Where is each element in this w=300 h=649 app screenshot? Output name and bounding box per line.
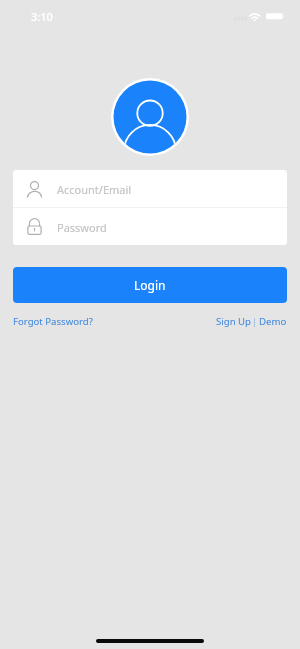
staticText: Demo <box>259 315 287 328</box>
button[interactable]: Login <box>13 267 287 303</box>
button[interactable]: Forgot Password? <box>13 315 93 328</box>
staticText: Forgot Password? <box>13 315 93 328</box>
staticText: 3:10 <box>31 9 53 24</box>
button[interactable]: Demo <box>259 315 287 328</box>
button[interactable]: Account/Email <box>13 170 287 207</box>
other: Profile avatar <box>111 78 189 156</box>
staticText: Login <box>134 277 166 293</box>
button[interactable]: Password <box>13 208 287 245</box>
staticText: Password <box>57 220 107 235</box>
staticText: Sign Up <box>216 315 251 328</box>
staticText: | <box>252 315 258 328</box>
staticText: Account/Email <box>57 182 132 197</box>
button[interactable]: Sign Up <box>216 315 251 328</box>
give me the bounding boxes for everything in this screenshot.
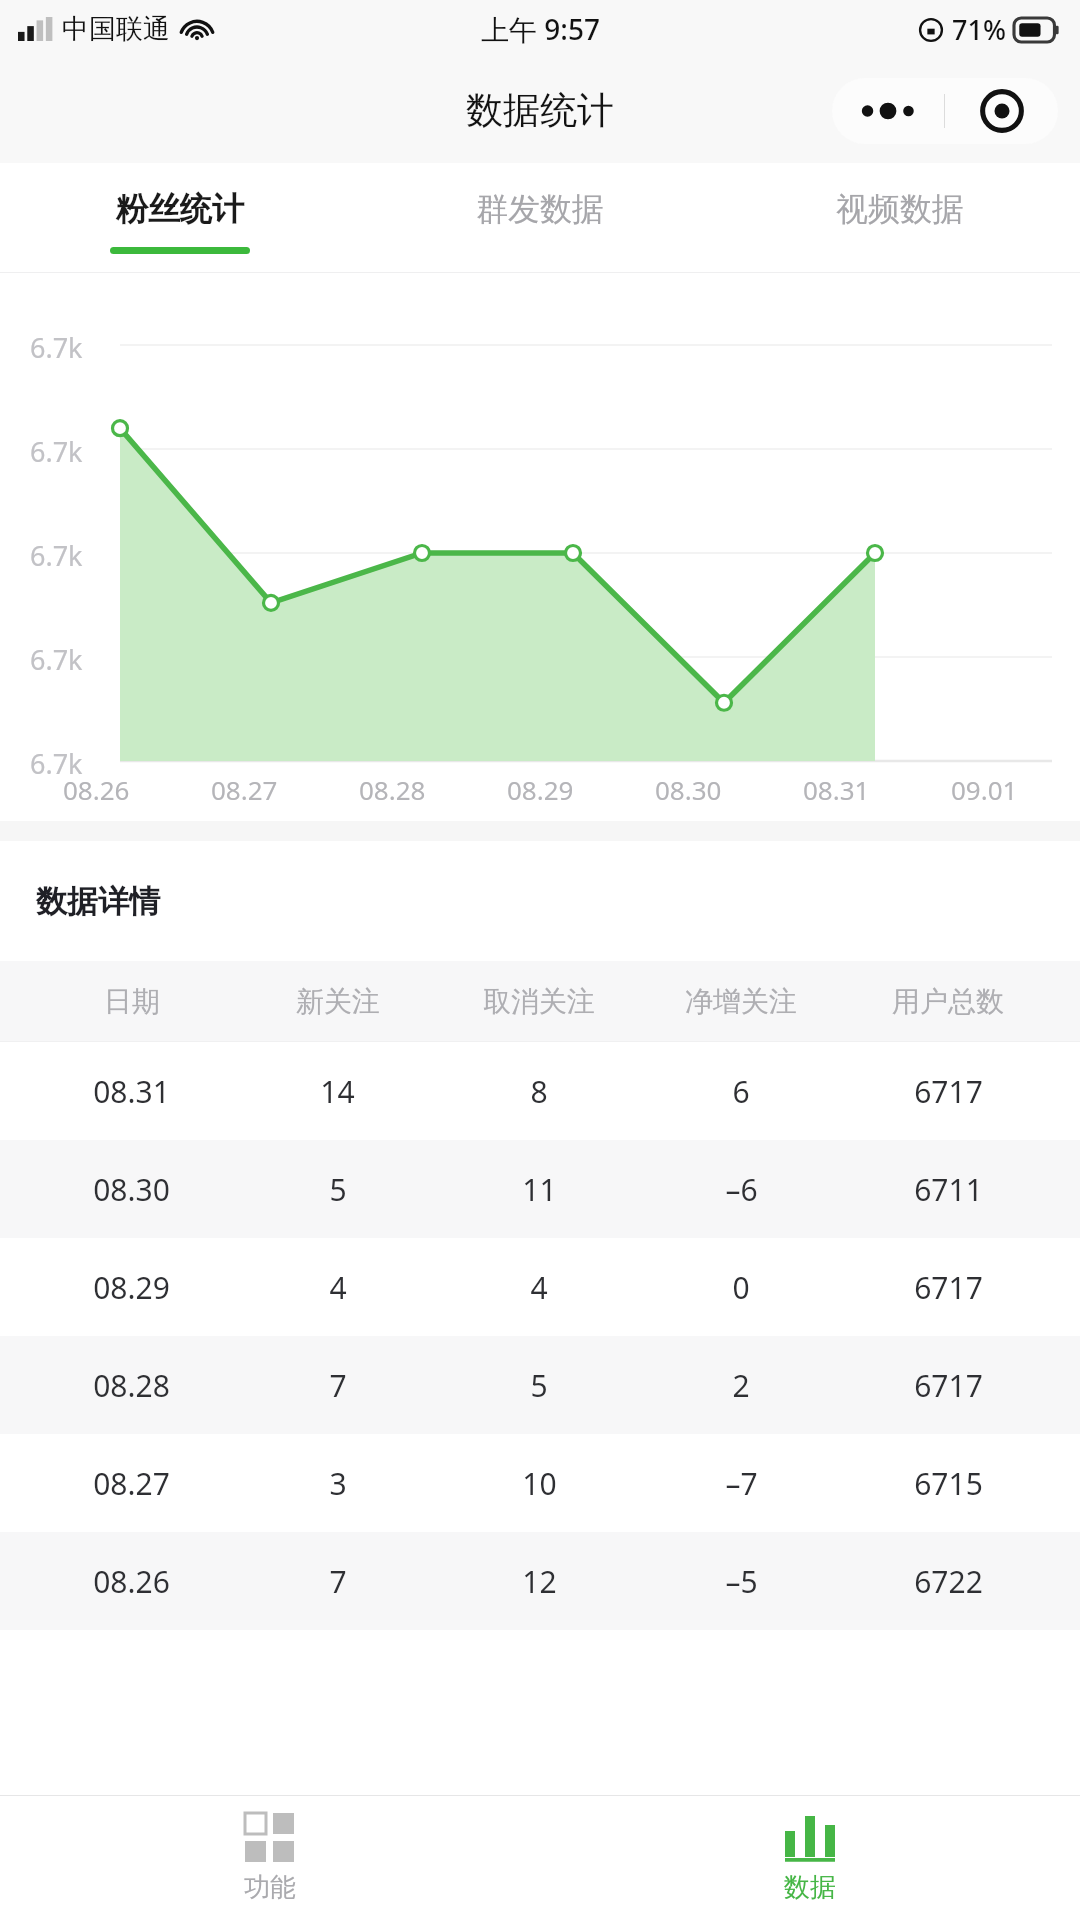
staticText: 4 xyxy=(329,1267,347,1308)
staticText: 5 xyxy=(329,1169,347,1210)
staticText: 08.28 xyxy=(93,1365,170,1406)
staticText: 08.27 xyxy=(211,772,278,807)
staticText: 3 xyxy=(329,1463,347,1504)
button[interactable]: 视频数据 xyxy=(720,163,1080,273)
staticText: 6.7k xyxy=(30,433,83,470)
button[interactable]: 08.27 xyxy=(0,1434,1080,1532)
staticText: 5 xyxy=(530,1365,548,1406)
staticText: 08.31 xyxy=(93,1071,170,1112)
staticText: 数据详情 xyxy=(36,882,160,921)
staticText: 08.29 xyxy=(507,772,574,807)
staticText: 数据 xyxy=(784,1871,836,1904)
staticText: 2 xyxy=(732,1365,750,1406)
staticText: 14 xyxy=(320,1071,355,1112)
staticText: –7 xyxy=(725,1463,758,1504)
button[interactable]: 08.26 xyxy=(0,1532,1080,1630)
staticText: –5 xyxy=(725,1561,758,1602)
staticText: 日期 xyxy=(104,984,160,1019)
staticText: 6711 xyxy=(914,1169,983,1210)
staticText: 6.7k xyxy=(30,537,83,574)
staticText: 新关注 xyxy=(296,984,380,1019)
staticText: 上午 9:57 xyxy=(481,10,600,48)
staticText: 群发数据 xyxy=(476,189,604,229)
button[interactable]: 08.29 xyxy=(0,1238,1080,1336)
staticText: 取消关注 xyxy=(483,984,595,1019)
staticText: –6 xyxy=(725,1169,758,1210)
button[interactable]: 08.31 xyxy=(0,1042,1080,1140)
staticText: 功能 xyxy=(244,1871,296,1904)
staticText: 6717 xyxy=(914,1267,983,1308)
staticText: 用户总数 xyxy=(892,984,1004,1019)
staticText: 6715 xyxy=(914,1463,983,1504)
staticText: 8 xyxy=(530,1071,548,1112)
staticText: 10 xyxy=(522,1463,557,1504)
button[interactable]: 数据 xyxy=(540,1796,1080,1920)
staticText: 08.28 xyxy=(359,772,426,807)
staticText: 08.27 xyxy=(93,1463,170,1504)
button[interactable]: 群发数据 xyxy=(360,163,720,273)
staticText: 0 xyxy=(732,1267,750,1308)
button[interactable]: Close xyxy=(945,78,1058,144)
staticText: 6717 xyxy=(914,1071,983,1112)
staticText: 视频数据 xyxy=(836,189,964,229)
staticText: 09.01 xyxy=(951,772,1018,807)
staticText: 7 xyxy=(329,1561,347,1602)
button[interactable]: 粉丝统计 xyxy=(0,163,360,273)
staticText: 6.7k xyxy=(30,745,83,775)
staticText: 08.30 xyxy=(93,1169,170,1210)
staticText: 6717 xyxy=(914,1365,983,1406)
staticText: 71% xyxy=(952,11,1006,48)
staticText: 08.29 xyxy=(93,1267,170,1308)
staticText: 6722 xyxy=(914,1561,983,1602)
staticText: 7 xyxy=(329,1365,347,1406)
staticText: 08.30 xyxy=(655,772,722,807)
staticText: 6.7k xyxy=(30,641,83,678)
staticText: 净增关注 xyxy=(685,984,797,1019)
staticText: 08.31 xyxy=(803,772,870,807)
staticText: 粉丝统计 xyxy=(116,189,244,229)
staticText: 数据统计 xyxy=(466,87,614,134)
button[interactable]: More xyxy=(832,78,944,144)
staticText: 4 xyxy=(530,1267,548,1308)
staticText: 6.7k xyxy=(30,329,83,366)
staticText: 08.26 xyxy=(63,772,130,807)
button[interactable]: 功能 xyxy=(0,1796,540,1920)
staticText: 中国联通 xyxy=(62,12,170,46)
button[interactable]: 08.28 xyxy=(0,1336,1080,1434)
staticText: 08.26 xyxy=(93,1561,170,1602)
staticText: 12 xyxy=(522,1561,557,1602)
button[interactable]: 08.30 xyxy=(0,1140,1080,1238)
staticText: 11 xyxy=(522,1169,557,1210)
staticText: 6 xyxy=(732,1071,750,1112)
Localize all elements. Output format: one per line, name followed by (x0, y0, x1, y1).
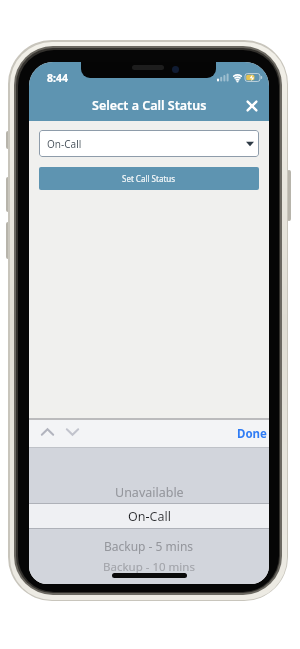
button[interactable] (241, 95, 262, 116)
staticText: Set Call Status (122, 173, 176, 184)
button[interactable]: On-Call (39, 130, 259, 157)
staticText: Backup - 10 mins (103, 559, 195, 575)
staticText: 8:44 (47, 71, 68, 85)
button[interactable]: On-Call (29, 506, 269, 526)
staticText: On-Call (128, 508, 171, 525)
button[interactable]: Select a Call Status (29, 95, 269, 115)
button[interactable]: Set Call Status (39, 167, 259, 190)
staticText: Select a Call Status (92, 97, 207, 114)
button[interactable]: Unavailable (29, 482, 269, 502)
button[interactable]: Backup - 10 mins (29, 558, 269, 576)
button[interactable]: Backup - 5 mins (29, 536, 269, 556)
button[interactable] (41, 428, 54, 436)
button[interactable]: Done (234, 425, 269, 442)
button[interactable] (66, 428, 79, 436)
staticText: Backup - 5 mins (104, 538, 194, 554)
staticText: Done (237, 426, 267, 442)
staticText: On-Call (47, 137, 82, 151)
staticText: Unavailable (115, 484, 184, 501)
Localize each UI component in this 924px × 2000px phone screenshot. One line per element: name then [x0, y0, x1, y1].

------------------------------------------------

- WORK TO COMPLETE -
Could you convert every line of the entries above into one numbered list, skipping any blank lines and leaving out the pictures?

- EXERCISE RESPONSE -
1. Where is each element in this w=300 h=649 app screenshot? Output name and bounding box per line.
2. staticText: Demo <box>259 315 287 328</box>
3. button[interactable]: Login <box>13 267 287 303</box>
4. button[interactable]: Forgot Password? <box>13 315 93 328</box>
5. staticText: Forgot Password? <box>13 315 93 328</box>
6. staticText: 3:10 <box>31 9 53 24</box>
7. button[interactable]: Demo <box>259 315 287 328</box>
8. button[interactable]: Account/Email <box>13 170 287 207</box>
9. other: Profile avatar <box>111 78 189 156</box>
10. staticText: Login <box>134 277 166 293</box>
11. button[interactable]: Password <box>13 208 287 245</box>
12. staticText: Password <box>57 220 107 235</box>
13. staticText: Sign Up <box>216 315 251 328</box>
14. staticText: | <box>252 315 258 328</box>
15. staticText: Account/Email <box>57 182 132 197</box>
16. button[interactable]: Sign Up <box>216 315 251 328</box>
17. give me the bounding boxes for everything in this screenshot.
18. staticText: 4 xyxy=(329,1267,347,1308)
19. staticText: 5 xyxy=(329,1169,347,1210)
20. staticText: 08.28 xyxy=(93,1365,170,1406)
21. staticText: 08.27 xyxy=(211,772,278,807)
22. staticText: 3 xyxy=(329,1463,347,1504)
23. button[interactable]: 视频数据 xyxy=(720,163,1080,273)
24. staticText: 6.7k xyxy=(30,433,83,470)
25. button[interactable]: 08.27 xyxy=(0,1434,1080,1532)
26. staticText: 5 xyxy=(530,1365,548,1406)
27. staticText: 08.31 xyxy=(93,1071,170,1112)
28. staticText: 数据详情 xyxy=(36,882,160,921)
29. staticText: 08.29 xyxy=(507,772,574,807)
30. staticText: 数据 xyxy=(784,1871,836,1904)
31. staticText: 2 xyxy=(732,1365,750,1406)
32. staticText: 14 xyxy=(320,1071,355,1112)
33. staticText: –7 xyxy=(725,1463,758,1504)
34. button[interactable]: 08.26 xyxy=(0,1532,1080,1630)
35. staticText: –5 xyxy=(725,1561,758,1602)
36. staticText: 日期 xyxy=(104,984,160,1019)
37. staticText: 6711 xyxy=(914,1169,983,1210)
38. staticText: 6.7k xyxy=(30,537,83,574)
39. staticText: 新关注 xyxy=(296,984,380,1019)
40. staticText: 上午 9:57 xyxy=(481,10,600,48)
41. staticText: 群发数据 xyxy=(476,189,604,229)
42. button[interactable]: 08.29 xyxy=(0,1238,1080,1336)
43. staticText: 取消关注 xyxy=(483,984,595,1019)
44. staticText: –6 xyxy=(725,1169,758,1210)
45. button[interactable]: 08.31 xyxy=(0,1042,1080,1140)
46. staticText: 功能 xyxy=(244,1871,296,1904)
47. staticText: 6717 xyxy=(914,1267,983,1308)
48. staticText: 用户总数 xyxy=(892,984,1004,1019)
49. staticText: 6715 xyxy=(914,1463,983,1504)
50. staticText: 8 xyxy=(530,1071,548,1112)
51. staticText: 10 xyxy=(522,1463,557,1504)
52. button[interactable]: 数据 xyxy=(540,1796,1080,1920)
53. staticText: 08.28 xyxy=(359,772,426,807)
54. staticText: 08.27 xyxy=(93,1463,170,1504)
55. button[interactable]: 群发数据 xyxy=(360,163,720,273)
56. staticText: 0 xyxy=(732,1267,750,1308)
57. button[interactable]: Close xyxy=(945,78,1058,144)
58. staticText: 6717 xyxy=(914,1071,983,1112)
59. staticText: 视频数据 xyxy=(836,189,964,229)
60. staticText: 09.01 xyxy=(951,772,1018,807)
61. staticText: 7 xyxy=(329,1561,347,1602)
62. button[interactable]: 粉丝统计 xyxy=(0,163,360,273)
63. staticText: 6.7k xyxy=(30,745,83,775)
64. staticText: 08.30 xyxy=(93,1169,170,1210)
65. staticText: 6717 xyxy=(914,1365,983,1406)
66. staticText: 71% xyxy=(952,11,1006,48)
67. staticText: 08.29 xyxy=(93,1267,170,1308)
68. staticText: 6722 xyxy=(914,1561,983,1602)
69. staticText: 7 xyxy=(329,1365,347,1406)
70. staticText: 08.30 xyxy=(655,772,722,807)
71. staticText: 6.7k xyxy=(30,641,83,678)
72. staticText: 净增关注 xyxy=(685,984,797,1019)
73. staticText: 08.31 xyxy=(803,772,870,807)
74. staticText: 粉丝统计 xyxy=(116,189,244,229)
75. staticText: 数据统计 xyxy=(466,87,614,134)
76. button[interactable]: More xyxy=(832,78,944,144)
77. staticText: 4 xyxy=(530,1267,548,1308)
78. staticText: 6.7k xyxy=(30,329,83,366)
79. staticText: 08.26 xyxy=(63,772,130,807)
80. button[interactable]: 功能 xyxy=(0,1796,540,1920)
81. staticText: 中国联通 xyxy=(62,12,170,46)
82. button[interactable]: 08.28 xyxy=(0,1336,1080,1434)
83. staticText: 08.26 xyxy=(93,1561,170,1602)
84. staticText: 12 xyxy=(522,1561,557,1602)
85. button[interactable]: 08.30 xyxy=(0,1140,1080,1238)
86. staticText: 11 xyxy=(522,1169,557,1210)
87. staticText: 6 xyxy=(732,1071,750,1112)
88. Localize all elements. Output format: one per line, name followed by (x0, y0, x1, y1).
89. button[interactable] (241, 95, 262, 116)
90. staticText: Set Call Status (122, 173, 176, 184)
91. button[interactable]: On-Call (39, 130, 259, 157)
92. staticText: Backup - 10 mins (103, 559, 195, 575)
93. staticText: 8:44 (47, 71, 68, 85)
94. button[interactable]: On-Call (29, 506, 269, 526)
95. staticText: On-Call (128, 508, 171, 525)
96. button[interactable]: Select a Call Status (29, 95, 269, 115)
97. button[interactable]: Set Call Status (39, 167, 259, 190)
98. staticText: Select a Call Status (92, 97, 207, 114)
99. button[interactable]: Unavailable (29, 482, 269, 502)
100. button[interactable]: Backup - 10 mins (29, 558, 269, 576)
101. button[interactable]: Backup - 5 mins (29, 536, 269, 556)
102. button[interactable] (41, 428, 54, 436)
103. button[interactable]: Done (234, 425, 269, 442)
104. button[interactable] (66, 428, 79, 436)
105. staticText: Backup - 5 mins (104, 538, 194, 554)
106. staticText: Done (237, 426, 267, 442)
107. staticText: On-Call (47, 137, 82, 151)
108. staticText: Unavailable (115, 484, 184, 501)
109. Localize each UI component in this 924px × 2000px phone screenshot. One line per element: name then [x0, y0, x1, y1].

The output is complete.